● WORK TO DO
Locate the line with "Convert this document image to plain text." in the material. Copy that line and each one after it, through the last, exactly and with nothing else.

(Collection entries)

--- --- ---

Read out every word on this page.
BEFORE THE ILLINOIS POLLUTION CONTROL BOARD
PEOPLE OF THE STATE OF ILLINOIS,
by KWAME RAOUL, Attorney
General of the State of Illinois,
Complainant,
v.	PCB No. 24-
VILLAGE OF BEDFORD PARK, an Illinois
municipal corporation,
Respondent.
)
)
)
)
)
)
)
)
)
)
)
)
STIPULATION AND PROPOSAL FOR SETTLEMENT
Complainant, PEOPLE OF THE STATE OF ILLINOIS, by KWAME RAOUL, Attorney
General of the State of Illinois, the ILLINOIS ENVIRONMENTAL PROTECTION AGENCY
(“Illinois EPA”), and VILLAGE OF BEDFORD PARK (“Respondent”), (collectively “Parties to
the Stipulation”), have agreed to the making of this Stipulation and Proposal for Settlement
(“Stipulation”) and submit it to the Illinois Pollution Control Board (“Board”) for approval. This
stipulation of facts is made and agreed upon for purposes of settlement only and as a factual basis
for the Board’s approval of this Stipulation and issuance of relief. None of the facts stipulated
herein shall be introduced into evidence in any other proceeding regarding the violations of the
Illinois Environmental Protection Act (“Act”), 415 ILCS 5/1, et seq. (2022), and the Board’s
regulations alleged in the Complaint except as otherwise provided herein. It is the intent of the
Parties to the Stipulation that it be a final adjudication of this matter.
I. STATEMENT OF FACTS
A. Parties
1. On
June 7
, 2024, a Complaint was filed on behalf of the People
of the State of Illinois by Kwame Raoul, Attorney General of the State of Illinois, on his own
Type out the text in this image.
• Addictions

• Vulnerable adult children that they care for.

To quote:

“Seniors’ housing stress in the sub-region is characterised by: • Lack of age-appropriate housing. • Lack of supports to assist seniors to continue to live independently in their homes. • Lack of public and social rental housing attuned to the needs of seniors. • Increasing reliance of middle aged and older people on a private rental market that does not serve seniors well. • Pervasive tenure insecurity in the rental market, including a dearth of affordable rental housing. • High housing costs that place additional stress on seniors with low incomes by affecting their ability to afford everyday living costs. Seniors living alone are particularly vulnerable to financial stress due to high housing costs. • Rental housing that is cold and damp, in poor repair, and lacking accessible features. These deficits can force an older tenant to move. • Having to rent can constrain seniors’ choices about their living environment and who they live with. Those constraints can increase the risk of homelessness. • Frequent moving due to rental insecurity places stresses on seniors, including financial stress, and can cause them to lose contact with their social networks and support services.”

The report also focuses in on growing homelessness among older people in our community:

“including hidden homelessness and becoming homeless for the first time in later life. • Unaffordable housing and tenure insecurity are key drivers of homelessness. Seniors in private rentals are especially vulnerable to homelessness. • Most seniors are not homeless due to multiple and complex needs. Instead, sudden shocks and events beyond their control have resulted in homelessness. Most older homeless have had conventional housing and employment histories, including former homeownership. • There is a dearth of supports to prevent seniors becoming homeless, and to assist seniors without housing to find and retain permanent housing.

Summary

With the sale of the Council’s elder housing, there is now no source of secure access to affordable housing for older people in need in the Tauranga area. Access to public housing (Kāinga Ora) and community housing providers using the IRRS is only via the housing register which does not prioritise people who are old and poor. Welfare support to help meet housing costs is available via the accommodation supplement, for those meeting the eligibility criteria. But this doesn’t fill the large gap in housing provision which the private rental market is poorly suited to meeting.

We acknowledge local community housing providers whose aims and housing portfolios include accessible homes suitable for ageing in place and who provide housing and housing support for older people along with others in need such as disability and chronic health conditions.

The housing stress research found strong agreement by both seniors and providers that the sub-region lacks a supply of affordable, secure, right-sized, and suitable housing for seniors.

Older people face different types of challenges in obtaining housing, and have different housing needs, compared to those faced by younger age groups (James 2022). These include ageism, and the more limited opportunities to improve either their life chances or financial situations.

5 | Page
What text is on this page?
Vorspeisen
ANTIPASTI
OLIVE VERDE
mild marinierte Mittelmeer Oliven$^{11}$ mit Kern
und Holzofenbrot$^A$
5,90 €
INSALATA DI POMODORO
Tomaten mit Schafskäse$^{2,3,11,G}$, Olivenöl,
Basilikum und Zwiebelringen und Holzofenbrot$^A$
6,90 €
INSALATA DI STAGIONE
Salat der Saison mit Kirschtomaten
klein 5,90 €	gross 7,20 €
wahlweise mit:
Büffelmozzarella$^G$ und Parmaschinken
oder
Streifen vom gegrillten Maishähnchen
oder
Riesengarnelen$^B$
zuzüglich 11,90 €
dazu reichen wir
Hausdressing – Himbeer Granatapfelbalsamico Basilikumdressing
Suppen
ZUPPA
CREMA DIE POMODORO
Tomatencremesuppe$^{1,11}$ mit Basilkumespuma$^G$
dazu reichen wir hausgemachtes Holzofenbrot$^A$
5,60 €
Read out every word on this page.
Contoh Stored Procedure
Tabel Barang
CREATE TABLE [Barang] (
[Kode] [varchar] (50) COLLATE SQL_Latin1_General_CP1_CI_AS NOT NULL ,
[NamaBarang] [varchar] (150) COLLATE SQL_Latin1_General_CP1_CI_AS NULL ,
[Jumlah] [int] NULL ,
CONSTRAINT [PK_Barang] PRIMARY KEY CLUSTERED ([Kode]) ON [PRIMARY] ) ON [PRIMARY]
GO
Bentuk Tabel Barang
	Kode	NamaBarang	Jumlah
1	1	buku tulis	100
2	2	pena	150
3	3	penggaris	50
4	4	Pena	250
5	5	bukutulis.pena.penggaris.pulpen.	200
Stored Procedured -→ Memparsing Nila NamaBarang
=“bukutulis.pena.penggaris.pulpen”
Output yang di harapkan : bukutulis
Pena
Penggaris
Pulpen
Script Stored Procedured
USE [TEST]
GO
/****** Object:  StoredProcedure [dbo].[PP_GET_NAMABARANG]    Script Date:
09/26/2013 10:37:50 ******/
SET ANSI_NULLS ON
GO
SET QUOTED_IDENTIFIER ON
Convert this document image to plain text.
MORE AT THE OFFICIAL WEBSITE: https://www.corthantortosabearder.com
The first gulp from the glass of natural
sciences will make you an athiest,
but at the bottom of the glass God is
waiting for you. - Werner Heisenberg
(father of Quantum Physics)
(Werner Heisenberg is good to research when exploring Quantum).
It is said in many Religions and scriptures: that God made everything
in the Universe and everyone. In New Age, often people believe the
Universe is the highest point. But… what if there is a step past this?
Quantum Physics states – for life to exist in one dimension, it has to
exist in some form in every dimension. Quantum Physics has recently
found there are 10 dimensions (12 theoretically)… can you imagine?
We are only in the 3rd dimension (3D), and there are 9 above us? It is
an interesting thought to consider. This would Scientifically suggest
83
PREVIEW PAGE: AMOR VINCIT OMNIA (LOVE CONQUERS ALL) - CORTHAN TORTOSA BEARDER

--- --- ---

● ANSWER TO THIS EXERCISE
Convert this document image to plain text.
MORE AT THE OFFICIAL WEBSITE: https://www.corthantortosabearder.com
The first gulp from the glass of natural
sciences will make you an athiest,
but at the bottom of the glass God is
waiting for you. - Werner Heisenberg
(father of Quantum Physics)
(Werner Heisenberg is good to research when exploring Quantum).
It is said in many Religions and scriptures: that God made everything
in the Universe and everyone. In New Age, often people believe the
Universe is the highest point. But… what if there is a step past this?
Quantum Physics states – for life to exist in one dimension, it has to
exist in some form in every dimension. Quantum Physics has recently
found there are 10 dimensions (12 theoretically)… can you imagine?
We are only in the 3rd dimension (3D), and there are 9 above us? It is
an interesting thought to consider. This would Scientifically suggest
83
PREVIEW PAGE: AMOR VINCIT OMNIA (LOVE CONQUERS ALL) - CORTHAN TORTOSA BEARDER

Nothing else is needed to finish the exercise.